Given problem
Output the data below in full, byte for byte. Nothing may differ.

Entries supplied
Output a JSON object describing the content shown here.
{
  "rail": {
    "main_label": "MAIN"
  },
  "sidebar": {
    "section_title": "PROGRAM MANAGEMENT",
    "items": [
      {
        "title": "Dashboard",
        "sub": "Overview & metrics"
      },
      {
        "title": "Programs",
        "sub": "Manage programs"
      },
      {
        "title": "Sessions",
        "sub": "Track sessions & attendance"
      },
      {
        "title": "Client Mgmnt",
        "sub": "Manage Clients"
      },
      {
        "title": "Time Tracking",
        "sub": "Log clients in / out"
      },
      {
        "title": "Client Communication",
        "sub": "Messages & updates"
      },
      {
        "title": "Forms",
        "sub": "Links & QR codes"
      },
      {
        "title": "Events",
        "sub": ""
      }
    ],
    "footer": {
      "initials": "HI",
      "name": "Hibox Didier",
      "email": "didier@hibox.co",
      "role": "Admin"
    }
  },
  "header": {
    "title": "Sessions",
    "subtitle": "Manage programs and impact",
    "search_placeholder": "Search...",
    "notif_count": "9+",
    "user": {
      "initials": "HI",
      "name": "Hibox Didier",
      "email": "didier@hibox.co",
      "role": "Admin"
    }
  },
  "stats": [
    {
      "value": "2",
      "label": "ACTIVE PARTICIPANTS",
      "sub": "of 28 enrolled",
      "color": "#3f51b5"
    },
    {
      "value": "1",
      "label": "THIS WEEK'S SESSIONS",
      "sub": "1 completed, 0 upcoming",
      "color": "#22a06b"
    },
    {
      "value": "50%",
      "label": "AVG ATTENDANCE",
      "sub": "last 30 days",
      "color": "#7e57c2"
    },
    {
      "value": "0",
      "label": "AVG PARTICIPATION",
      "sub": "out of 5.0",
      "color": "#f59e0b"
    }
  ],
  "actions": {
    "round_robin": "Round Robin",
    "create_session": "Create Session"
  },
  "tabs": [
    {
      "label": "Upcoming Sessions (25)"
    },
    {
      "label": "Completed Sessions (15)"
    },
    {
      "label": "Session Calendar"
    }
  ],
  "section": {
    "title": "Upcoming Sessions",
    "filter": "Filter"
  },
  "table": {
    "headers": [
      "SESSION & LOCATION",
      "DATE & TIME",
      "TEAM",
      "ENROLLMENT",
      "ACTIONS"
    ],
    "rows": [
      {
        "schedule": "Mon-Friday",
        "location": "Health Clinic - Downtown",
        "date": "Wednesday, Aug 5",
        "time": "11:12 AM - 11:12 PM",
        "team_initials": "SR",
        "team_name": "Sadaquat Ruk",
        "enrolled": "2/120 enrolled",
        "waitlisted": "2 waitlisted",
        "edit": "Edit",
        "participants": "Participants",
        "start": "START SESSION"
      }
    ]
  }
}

Task answer
Output a JSON object describing the content shown here.
{
  "rail": {
    "main_label": "MAIN"
  },
  "sidebar": {
    "section_title": "PROGRAM MANAGEMENT",
    "items": [
      {
        "title": "Dashboard",
        "sub": "Overview & metrics"
      },
      {
        "title": "Programs",
        "sub": "Manage programs"
      },
      {
        "title": "Sessions",
        "sub": "Track sessions & attendance"
      },
      {
        "title": "Client Mgmnt",
        "sub": "Manage Clients"
      },
      {
        "title": "Time Tracking",
        "sub": "Log clients in / out"
      },
      {
        "title": "Client Communication",
        "sub": "Messages & updates"
      },
      {
        "title": "Forms",
        "sub": "Links & QR codes"
      },
      {
        "title": "Events",
        "sub": ""
      }
    ],
    "footer": {
      "initials": "HI",
      "name": "Hibox Didier",
      "email": "didier@hibox.co",
      "role": "Admin"
    }
  },
  "header": {
    "title": "Sessions",
    "subtitle": "Manage programs and impact",
    "search_placeholder": "Search...",
    "notif_count": "9+",
    "user": {
      "initials": "HI",
      "name": "Hibox Didier",
      "email": "didier@hibox.co",
      "role": "Admin"
    }
  },
  "stats": [
    {
      "value": "2",
      "label": "ACTIVE PARTICIPANTS",
      "sub": "of 28 enrolled",
      "color": "#3f51b5"
    },
    {
      "value": "1",
      "label": "THIS WEEK'S SESSIONS",
      "sub": "1 completed, 0 upcoming",
      "color": "#22a06b"
    },
    {
      "value": "50%",
      "label": "AVG ATTENDANCE",
      "sub": "last 30 days",
      "color": "#7e57c2"
    },
    {
      "value": "0",
      "label": "AVG PARTICIPATION",
      "sub": "out of 5.0",
      "color": "#f59e0b"
    }
  ],
  "actions": {
    "round_robin": "Round Robin",
    "create_session": "Create Session"
  },
  "tabs": [
    {
      "label": "Upcoming Sessions (25)"
    },
    {
      "label": "Completed Sessions (15)"
    },
    {
      "label": "Session Calendar"
    }
  ],
  "section": {
    "title": "Upcoming Sessions",
    "filter": "Filter"
  },
  "table": {
    "headers": [
      "SESSION & LOCATION",
      "DATE & TIME",
      "TEAM",
      "ENROLLMENT",
      "ACTIONS"
    ],
    "rows": [
      {
        "schedule": "Mon-Friday",
        "location": "Health Clinic - Downtown",
        "date": "Wednesday, Aug 5",
        "time": "11:12 AM - 11:12 PM",
        "team_initials": "SR",
        "team_name": "Sadaquat Ruk",
        "enrolled": "2/120 enrolled",
        "waitlisted": "2 waitlisted",
        "edit": "Edit",
        "participants": "Participants",
        "start": "START SESSION"
      }
    ]
  }
}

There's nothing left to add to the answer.